## Stated goal
Below are records; state how many of their lines hold the word "title", and give only the figure.
———
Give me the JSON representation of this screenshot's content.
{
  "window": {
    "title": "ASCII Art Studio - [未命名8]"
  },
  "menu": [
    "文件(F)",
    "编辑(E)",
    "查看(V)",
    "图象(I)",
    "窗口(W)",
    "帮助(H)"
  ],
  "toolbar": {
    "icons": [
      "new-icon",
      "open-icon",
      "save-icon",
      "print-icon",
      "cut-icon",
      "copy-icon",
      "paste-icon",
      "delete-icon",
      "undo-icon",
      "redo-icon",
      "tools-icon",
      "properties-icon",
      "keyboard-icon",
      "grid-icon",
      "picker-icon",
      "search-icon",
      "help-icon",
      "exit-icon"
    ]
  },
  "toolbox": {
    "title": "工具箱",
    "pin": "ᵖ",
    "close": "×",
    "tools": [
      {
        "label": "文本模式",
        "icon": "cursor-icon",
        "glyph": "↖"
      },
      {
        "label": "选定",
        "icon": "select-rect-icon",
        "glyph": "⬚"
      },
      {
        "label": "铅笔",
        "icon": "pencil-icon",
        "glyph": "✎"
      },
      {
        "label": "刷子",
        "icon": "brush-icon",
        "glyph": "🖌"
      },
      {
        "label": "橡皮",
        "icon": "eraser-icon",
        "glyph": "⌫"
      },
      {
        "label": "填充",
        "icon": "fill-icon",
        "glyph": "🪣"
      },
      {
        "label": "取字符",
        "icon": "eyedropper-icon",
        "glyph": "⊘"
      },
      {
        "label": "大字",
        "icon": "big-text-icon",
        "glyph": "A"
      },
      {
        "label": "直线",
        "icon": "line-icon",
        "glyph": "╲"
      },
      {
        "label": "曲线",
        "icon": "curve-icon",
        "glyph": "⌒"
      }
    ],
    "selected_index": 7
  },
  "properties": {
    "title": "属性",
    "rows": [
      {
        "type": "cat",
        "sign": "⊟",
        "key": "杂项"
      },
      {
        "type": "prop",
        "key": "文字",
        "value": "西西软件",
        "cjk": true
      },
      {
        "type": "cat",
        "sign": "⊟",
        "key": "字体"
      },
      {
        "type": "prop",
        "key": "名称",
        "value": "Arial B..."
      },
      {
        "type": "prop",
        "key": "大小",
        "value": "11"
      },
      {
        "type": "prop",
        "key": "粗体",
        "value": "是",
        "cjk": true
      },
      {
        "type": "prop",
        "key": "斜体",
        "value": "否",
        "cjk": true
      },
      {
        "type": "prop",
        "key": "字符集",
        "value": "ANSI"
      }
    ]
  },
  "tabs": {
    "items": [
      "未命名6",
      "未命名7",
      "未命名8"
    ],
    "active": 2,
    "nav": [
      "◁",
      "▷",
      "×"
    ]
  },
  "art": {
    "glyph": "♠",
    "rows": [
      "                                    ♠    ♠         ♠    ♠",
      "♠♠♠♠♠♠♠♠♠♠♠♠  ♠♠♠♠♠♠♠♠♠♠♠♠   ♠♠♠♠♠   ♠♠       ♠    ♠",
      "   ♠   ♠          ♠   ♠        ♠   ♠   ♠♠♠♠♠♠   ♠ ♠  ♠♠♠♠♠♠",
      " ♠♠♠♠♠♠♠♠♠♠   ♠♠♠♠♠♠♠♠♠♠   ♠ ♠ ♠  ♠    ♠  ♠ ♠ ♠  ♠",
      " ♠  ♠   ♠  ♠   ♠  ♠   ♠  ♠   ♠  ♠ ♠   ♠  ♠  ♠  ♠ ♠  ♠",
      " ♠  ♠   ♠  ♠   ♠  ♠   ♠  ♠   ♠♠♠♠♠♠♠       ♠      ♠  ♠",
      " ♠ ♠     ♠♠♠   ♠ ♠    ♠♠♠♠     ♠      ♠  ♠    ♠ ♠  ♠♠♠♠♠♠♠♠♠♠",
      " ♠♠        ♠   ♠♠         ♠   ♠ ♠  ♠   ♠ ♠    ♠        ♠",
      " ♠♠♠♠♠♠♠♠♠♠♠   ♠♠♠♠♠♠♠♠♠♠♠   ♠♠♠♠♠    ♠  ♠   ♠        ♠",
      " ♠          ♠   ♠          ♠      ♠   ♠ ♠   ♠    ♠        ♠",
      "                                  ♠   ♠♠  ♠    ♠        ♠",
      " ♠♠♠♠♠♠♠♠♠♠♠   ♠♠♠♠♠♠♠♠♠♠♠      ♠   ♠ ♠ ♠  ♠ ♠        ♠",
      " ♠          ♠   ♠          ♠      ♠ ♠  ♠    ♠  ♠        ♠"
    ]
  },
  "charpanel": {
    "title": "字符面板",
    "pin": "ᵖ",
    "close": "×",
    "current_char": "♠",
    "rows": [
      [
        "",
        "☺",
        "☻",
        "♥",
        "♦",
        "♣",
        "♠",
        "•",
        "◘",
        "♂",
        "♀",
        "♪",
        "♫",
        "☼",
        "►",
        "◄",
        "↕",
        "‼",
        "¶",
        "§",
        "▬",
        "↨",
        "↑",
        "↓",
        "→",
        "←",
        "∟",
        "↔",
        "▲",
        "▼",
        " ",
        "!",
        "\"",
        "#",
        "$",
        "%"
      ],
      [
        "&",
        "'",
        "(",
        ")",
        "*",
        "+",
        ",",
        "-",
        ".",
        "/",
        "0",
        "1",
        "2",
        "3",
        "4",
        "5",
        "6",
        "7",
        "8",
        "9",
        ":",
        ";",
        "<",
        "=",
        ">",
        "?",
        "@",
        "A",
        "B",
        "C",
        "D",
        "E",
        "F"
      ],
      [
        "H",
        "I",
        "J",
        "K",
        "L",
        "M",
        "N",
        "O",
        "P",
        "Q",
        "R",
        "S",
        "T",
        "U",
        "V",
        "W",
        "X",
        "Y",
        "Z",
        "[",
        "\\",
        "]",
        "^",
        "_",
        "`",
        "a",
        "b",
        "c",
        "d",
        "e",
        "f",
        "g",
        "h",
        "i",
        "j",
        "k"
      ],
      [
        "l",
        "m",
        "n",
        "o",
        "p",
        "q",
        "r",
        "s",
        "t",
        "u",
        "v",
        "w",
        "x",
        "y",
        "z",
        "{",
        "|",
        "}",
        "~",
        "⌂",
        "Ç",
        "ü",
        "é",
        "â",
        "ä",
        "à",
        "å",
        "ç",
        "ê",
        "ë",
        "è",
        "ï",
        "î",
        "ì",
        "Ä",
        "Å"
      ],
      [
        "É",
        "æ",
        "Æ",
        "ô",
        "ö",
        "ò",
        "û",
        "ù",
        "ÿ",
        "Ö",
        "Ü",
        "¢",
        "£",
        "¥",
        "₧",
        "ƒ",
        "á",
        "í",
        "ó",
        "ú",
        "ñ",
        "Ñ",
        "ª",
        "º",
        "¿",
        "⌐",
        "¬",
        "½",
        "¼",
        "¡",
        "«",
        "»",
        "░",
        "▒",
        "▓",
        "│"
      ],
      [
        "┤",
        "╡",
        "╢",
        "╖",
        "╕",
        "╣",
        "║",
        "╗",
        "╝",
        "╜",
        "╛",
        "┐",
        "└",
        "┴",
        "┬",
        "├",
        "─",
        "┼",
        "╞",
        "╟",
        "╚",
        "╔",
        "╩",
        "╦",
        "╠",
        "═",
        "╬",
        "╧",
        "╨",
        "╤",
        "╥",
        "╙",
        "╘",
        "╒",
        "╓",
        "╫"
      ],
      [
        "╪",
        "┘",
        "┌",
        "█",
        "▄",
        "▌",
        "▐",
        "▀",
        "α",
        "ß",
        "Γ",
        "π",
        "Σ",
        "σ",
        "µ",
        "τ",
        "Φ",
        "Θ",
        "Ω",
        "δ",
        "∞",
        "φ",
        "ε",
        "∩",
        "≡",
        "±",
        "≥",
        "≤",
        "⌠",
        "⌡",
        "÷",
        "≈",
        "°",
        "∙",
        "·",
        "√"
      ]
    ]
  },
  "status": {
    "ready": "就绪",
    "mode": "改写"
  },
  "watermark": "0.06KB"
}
———
## Solution to the problem
4